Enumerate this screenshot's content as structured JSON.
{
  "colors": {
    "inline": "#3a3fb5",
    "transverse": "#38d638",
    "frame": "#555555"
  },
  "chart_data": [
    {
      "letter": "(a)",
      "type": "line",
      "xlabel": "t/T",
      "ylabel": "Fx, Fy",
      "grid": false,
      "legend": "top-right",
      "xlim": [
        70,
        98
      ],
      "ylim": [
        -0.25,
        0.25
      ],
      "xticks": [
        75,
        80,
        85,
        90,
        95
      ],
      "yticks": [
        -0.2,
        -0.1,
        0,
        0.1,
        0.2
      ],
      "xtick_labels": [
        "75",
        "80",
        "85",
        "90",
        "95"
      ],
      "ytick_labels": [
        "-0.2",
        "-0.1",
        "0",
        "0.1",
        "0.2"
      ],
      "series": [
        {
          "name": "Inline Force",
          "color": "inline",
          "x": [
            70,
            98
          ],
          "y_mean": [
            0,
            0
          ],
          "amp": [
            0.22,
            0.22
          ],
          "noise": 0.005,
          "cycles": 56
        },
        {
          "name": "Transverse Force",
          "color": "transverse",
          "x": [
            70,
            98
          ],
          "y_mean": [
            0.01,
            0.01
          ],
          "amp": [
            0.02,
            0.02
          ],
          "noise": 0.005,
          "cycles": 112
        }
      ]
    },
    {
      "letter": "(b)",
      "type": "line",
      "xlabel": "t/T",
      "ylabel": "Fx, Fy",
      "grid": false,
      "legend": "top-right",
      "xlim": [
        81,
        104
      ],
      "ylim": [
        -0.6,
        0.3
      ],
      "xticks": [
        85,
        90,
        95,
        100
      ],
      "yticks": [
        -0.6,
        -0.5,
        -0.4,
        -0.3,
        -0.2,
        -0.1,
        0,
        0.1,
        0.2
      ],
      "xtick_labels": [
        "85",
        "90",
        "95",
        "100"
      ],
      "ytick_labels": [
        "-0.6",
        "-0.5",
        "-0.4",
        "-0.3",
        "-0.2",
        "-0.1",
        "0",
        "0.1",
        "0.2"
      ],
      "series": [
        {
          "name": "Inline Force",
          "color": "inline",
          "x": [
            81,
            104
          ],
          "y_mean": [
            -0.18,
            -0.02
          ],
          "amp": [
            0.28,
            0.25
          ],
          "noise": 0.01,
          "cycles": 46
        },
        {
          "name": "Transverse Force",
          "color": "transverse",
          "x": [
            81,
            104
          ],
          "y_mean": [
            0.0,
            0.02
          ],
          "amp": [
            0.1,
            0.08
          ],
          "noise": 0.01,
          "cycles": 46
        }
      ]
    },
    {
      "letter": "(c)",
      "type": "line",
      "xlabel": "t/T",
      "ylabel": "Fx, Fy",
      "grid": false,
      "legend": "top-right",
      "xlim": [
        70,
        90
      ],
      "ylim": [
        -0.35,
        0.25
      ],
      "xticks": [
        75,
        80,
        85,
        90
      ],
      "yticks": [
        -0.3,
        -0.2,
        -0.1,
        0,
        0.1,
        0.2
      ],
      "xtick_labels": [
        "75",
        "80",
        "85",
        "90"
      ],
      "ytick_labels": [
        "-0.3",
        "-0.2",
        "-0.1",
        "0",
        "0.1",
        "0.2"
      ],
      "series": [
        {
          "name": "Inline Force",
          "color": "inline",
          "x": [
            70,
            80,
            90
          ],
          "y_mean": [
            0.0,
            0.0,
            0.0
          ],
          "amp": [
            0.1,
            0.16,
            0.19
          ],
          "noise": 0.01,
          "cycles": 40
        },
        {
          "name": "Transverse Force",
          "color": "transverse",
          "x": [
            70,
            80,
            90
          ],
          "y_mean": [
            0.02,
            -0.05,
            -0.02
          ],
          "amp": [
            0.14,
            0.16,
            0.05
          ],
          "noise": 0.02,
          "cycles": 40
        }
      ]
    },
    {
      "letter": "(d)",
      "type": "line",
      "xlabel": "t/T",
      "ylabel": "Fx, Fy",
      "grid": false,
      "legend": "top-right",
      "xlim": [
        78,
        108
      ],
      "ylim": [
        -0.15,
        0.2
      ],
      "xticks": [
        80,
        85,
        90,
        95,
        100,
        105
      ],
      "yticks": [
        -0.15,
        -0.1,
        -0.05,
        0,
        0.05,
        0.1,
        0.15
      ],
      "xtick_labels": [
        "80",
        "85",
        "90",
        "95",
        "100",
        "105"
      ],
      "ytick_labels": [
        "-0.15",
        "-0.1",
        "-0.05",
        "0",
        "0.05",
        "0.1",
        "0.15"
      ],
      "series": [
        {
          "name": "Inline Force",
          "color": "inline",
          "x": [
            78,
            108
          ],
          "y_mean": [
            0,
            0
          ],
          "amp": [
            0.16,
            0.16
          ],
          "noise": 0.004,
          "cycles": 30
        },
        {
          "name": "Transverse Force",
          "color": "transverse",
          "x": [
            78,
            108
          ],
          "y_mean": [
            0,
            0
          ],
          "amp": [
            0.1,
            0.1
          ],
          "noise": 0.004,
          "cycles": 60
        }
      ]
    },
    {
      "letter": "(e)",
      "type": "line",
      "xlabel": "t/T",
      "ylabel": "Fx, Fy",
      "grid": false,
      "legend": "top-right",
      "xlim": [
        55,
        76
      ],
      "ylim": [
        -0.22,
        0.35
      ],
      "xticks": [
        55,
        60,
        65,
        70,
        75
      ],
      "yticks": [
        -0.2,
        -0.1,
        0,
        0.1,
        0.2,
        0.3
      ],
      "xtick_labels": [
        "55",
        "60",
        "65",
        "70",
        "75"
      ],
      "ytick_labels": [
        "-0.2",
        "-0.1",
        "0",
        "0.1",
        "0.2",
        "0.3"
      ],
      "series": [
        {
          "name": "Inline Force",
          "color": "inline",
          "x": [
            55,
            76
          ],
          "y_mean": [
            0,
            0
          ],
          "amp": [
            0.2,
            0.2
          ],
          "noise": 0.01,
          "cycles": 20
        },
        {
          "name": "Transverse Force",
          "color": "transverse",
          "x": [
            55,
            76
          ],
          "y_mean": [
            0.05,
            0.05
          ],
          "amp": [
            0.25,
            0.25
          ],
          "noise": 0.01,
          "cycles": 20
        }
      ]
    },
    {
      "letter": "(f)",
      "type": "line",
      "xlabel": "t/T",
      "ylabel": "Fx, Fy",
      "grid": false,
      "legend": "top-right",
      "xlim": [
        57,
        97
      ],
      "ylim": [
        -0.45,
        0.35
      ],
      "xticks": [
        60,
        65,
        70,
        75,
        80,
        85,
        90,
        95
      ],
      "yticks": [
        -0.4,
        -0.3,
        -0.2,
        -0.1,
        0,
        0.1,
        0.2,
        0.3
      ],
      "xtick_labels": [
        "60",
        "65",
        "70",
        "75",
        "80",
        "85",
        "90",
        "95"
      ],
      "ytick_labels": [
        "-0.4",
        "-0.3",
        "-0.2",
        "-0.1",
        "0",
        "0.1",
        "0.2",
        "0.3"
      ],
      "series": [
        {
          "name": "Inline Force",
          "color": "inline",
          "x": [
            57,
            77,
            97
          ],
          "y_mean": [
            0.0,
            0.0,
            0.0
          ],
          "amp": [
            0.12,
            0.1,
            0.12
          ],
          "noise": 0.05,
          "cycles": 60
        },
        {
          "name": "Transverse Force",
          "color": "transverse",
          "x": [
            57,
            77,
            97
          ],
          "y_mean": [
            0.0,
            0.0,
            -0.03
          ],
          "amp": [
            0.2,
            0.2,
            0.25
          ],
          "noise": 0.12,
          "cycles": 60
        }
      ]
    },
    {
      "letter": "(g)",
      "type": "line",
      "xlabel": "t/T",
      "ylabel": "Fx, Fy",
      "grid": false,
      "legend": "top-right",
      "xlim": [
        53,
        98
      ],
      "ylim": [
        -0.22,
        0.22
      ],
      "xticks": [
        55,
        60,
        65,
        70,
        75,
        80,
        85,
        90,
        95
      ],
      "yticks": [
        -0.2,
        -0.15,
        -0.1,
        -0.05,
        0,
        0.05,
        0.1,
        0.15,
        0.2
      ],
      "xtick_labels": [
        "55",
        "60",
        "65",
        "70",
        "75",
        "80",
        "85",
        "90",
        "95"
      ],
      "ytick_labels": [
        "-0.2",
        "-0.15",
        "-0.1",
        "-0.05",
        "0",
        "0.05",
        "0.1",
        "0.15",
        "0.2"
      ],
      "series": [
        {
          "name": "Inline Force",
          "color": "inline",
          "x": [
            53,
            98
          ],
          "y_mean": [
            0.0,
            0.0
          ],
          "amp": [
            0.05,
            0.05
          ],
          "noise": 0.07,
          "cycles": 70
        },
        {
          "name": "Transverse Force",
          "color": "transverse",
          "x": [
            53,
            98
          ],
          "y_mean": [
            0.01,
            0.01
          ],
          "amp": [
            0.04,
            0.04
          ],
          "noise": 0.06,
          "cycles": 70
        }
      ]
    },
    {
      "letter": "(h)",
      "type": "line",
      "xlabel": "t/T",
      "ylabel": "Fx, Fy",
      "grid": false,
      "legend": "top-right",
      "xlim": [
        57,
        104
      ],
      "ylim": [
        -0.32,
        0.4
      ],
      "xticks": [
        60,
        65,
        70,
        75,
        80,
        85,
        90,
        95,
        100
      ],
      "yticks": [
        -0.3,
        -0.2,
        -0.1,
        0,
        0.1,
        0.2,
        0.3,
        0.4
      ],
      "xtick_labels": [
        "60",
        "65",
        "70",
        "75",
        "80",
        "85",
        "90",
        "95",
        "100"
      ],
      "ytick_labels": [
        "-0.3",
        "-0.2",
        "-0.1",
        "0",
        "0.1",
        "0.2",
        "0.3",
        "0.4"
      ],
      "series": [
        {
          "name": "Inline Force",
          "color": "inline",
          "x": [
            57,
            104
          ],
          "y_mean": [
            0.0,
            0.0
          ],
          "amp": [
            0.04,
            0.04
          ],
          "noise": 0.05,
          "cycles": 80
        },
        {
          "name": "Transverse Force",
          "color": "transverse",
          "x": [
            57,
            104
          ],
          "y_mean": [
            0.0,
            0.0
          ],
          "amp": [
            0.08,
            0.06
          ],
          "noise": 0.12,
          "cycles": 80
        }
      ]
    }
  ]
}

---------------

■ Directions
Return every line above in which the string "letter" occurs.

■ Output of the exercise
      "letter": "(a)",
      "letter": "(b)",
      "letter": "(c)",
      "letter": "(d)",
      "letter": "(e)",
      "letter": "(f)",
      "letter": "(g)",
      "letter": "(h)",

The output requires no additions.